** Start Recorded information **

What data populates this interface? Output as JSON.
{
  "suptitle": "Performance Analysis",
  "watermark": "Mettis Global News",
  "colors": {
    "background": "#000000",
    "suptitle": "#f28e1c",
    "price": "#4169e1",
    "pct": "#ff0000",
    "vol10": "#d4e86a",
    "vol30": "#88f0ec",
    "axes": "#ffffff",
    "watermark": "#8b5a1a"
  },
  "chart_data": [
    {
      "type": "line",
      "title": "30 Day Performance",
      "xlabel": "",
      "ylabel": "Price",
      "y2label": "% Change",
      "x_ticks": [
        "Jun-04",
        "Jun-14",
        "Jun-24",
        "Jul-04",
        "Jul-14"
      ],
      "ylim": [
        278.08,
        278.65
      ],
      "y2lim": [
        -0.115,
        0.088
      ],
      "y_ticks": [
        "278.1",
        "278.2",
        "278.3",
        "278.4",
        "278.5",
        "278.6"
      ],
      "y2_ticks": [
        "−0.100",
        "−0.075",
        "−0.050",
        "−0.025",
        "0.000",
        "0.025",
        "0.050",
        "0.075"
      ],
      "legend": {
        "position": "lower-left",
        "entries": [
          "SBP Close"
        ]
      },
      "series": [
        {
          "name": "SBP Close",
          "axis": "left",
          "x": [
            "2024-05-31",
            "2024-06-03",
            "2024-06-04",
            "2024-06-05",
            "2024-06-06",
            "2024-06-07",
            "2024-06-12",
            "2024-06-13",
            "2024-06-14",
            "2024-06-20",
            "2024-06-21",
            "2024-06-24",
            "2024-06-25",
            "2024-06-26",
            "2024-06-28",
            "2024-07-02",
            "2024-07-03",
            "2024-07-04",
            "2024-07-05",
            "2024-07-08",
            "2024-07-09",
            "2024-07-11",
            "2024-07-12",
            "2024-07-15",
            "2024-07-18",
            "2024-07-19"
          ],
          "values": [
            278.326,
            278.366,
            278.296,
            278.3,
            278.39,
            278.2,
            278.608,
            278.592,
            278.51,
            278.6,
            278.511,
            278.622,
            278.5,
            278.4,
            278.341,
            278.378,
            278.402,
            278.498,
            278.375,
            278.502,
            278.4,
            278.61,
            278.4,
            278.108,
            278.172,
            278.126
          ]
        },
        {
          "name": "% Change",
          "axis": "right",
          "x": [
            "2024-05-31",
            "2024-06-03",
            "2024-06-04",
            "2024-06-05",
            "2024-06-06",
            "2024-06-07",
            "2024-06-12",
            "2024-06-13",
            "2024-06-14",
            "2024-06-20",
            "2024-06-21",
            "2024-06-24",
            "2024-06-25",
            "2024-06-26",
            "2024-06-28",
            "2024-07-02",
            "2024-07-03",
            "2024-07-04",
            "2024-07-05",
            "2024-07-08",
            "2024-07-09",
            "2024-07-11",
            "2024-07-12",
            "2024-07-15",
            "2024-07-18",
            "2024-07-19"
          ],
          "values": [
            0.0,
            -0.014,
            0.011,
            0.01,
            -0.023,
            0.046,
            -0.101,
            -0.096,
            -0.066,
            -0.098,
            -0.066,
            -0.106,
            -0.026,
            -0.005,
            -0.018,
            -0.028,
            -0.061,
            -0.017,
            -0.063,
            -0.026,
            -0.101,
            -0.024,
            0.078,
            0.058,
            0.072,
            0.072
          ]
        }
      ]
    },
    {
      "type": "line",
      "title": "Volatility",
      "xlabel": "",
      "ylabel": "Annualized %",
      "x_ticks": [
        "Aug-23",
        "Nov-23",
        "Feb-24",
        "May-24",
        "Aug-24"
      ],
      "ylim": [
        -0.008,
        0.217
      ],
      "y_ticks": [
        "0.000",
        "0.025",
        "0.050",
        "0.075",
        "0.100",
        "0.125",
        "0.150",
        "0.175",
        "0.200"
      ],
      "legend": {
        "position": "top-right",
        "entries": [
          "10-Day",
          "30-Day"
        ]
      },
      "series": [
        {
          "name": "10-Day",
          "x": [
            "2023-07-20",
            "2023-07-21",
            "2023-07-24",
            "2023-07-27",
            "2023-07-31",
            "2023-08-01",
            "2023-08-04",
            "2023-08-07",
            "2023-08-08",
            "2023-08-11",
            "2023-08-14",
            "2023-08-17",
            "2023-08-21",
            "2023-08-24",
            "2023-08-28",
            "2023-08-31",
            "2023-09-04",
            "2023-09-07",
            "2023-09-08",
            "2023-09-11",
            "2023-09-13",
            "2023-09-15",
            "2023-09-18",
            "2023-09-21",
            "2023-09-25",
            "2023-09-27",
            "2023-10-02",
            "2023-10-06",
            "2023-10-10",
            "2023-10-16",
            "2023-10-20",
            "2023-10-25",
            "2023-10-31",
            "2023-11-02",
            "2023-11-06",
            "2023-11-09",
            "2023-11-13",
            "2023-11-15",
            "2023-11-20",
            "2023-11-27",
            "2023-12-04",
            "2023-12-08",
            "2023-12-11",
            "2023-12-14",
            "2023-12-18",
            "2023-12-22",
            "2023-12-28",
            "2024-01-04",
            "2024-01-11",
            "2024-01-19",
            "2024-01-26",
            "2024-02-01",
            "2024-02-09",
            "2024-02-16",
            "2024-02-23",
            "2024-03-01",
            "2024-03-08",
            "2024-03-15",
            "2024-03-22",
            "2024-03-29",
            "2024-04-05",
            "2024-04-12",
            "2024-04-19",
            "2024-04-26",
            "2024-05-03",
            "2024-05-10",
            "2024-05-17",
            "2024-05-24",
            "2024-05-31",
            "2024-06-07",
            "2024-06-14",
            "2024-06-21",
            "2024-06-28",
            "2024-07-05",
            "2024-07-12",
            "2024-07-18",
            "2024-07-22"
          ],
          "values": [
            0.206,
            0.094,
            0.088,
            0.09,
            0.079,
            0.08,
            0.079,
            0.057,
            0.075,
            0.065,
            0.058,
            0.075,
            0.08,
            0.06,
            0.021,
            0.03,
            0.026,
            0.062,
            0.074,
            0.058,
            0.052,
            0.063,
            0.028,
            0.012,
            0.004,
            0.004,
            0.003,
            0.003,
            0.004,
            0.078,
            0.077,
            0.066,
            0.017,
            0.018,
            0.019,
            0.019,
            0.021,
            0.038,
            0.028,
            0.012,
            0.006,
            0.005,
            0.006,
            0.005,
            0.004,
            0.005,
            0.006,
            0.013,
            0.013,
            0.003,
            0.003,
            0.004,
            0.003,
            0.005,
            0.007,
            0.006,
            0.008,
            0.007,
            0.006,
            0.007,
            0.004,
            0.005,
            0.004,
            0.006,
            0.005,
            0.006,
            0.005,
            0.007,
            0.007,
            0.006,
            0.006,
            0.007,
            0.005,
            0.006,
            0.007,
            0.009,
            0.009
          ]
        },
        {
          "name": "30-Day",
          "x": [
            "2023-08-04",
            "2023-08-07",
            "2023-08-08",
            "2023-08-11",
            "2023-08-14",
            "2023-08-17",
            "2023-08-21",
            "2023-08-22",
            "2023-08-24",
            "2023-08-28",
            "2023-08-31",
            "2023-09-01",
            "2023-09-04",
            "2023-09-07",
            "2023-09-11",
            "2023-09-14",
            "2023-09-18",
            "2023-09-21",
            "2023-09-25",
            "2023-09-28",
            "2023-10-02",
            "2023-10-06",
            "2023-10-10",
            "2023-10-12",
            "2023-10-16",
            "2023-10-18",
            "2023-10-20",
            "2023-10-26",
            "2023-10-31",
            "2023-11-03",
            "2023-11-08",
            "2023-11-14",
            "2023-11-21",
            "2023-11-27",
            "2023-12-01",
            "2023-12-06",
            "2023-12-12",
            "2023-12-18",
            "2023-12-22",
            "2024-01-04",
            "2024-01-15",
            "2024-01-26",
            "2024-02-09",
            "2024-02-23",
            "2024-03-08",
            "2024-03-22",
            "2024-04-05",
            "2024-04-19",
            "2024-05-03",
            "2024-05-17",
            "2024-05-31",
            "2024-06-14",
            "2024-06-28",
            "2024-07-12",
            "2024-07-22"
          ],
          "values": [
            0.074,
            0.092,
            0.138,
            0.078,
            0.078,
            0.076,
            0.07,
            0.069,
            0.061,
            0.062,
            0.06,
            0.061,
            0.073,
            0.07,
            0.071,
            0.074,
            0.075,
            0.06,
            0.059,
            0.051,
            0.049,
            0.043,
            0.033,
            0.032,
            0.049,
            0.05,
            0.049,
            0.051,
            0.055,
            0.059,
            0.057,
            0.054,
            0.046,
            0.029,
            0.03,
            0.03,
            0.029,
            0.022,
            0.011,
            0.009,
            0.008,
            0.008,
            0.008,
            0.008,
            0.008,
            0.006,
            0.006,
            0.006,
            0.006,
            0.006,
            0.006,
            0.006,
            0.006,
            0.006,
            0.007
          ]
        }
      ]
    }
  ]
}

** End Recorded information **

Go through the records and copy each line with "suptitle" in it.

### Solution
  "suptitle": "Performance Analysis",
    "suptitle": "#f28e1c",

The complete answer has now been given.